## Records from a dataset
=-=-=

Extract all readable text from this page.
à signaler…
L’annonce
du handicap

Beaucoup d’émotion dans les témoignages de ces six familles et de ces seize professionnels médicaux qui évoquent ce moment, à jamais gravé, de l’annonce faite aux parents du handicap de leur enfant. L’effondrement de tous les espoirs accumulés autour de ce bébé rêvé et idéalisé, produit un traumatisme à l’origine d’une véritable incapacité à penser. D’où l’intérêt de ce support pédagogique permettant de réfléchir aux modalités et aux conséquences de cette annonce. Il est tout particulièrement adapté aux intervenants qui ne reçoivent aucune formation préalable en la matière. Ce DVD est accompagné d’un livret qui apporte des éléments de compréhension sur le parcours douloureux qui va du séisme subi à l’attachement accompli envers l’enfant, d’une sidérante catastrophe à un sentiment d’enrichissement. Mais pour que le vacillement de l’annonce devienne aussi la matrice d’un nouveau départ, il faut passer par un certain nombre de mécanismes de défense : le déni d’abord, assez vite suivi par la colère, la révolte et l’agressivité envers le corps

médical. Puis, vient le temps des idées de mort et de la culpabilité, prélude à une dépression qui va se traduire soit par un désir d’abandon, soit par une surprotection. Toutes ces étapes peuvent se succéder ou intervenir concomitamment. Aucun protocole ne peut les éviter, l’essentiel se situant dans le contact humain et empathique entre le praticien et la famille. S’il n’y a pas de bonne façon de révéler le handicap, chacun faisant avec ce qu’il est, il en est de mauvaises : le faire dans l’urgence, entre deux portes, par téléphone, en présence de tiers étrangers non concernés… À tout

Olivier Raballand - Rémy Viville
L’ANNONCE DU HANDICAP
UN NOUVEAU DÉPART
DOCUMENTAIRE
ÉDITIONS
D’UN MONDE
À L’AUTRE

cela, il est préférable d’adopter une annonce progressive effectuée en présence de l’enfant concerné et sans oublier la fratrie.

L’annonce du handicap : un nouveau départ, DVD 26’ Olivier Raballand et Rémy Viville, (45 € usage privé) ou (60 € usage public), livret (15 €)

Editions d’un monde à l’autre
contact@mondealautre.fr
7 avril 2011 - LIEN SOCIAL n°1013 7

=-=-=

## What the task requires
Set down all of the records shown above once more, exactly.

## Result for this task
Extract all readable text from this page.
à signaler…
L’annonce
du handicap

Beaucoup d’émotion dans les témoignages de ces six familles et de ces seize professionnels médicaux qui évoquent ce moment, à jamais gravé, de l’annonce faite aux parents du handicap de leur enfant. L’effondrement de tous les espoirs accumulés autour de ce bébé rêvé et idéalisé, produit un traumatisme à l’origine d’une véritable incapacité à penser. D’où l’intérêt de ce support pédagogique permettant de réfléchir aux modalités et aux conséquences de cette annonce. Il est tout particulièrement adapté aux intervenants qui ne reçoivent aucune formation préalable en la matière. Ce DVD est accompagné d’un livret qui apporte des éléments de compréhension sur le parcours douloureux qui va du séisme subi à l’attachement accompli envers l’enfant, d’une sidérante catastrophe à un sentiment d’enrichissement. Mais pour que le vacillement de l’annonce devienne aussi la matrice d’un nouveau départ, il faut passer par un certain nombre de mécanismes de défense : le déni d’abord, assez vite suivi par la colère, la révolte et l’agressivité envers le corps

médical. Puis, vient le temps des idées de mort et de la culpabilité, prélude à une dépression qui va se traduire soit par un désir d’abandon, soit par une surprotection. Toutes ces étapes peuvent se succéder ou intervenir concomitamment. Aucun protocole ne peut les éviter, l’essentiel se situant dans le contact humain et empathique entre le praticien et la famille. S’il n’y a pas de bonne façon de révéler le handicap, chacun faisant avec ce qu’il est, il en est de mauvaises : le faire dans l’urgence, entre deux portes, par téléphone, en présence de tiers étrangers non concernés… À tout

Olivier Raballand - Rémy Viville
L’ANNONCE DU HANDICAP
UN NOUVEAU DÉPART
DOCUMENTAIRE
ÉDITIONS
D’UN MONDE
À L’AUTRE

cela, il est préférable d’adopter une annonce progressive effectuée en présence de l’enfant concerné et sans oublier la fratrie.

L’annonce du handicap : un nouveau départ, DVD 26’ Olivier Raballand et Rémy Viville, (45 € usage privé) ou (60 € usage public), livret (15 €)

Editions d’un monde à l’autre
contact@mondealautre.fr
7 avril 2011 - LIEN SOCIAL n°1013 7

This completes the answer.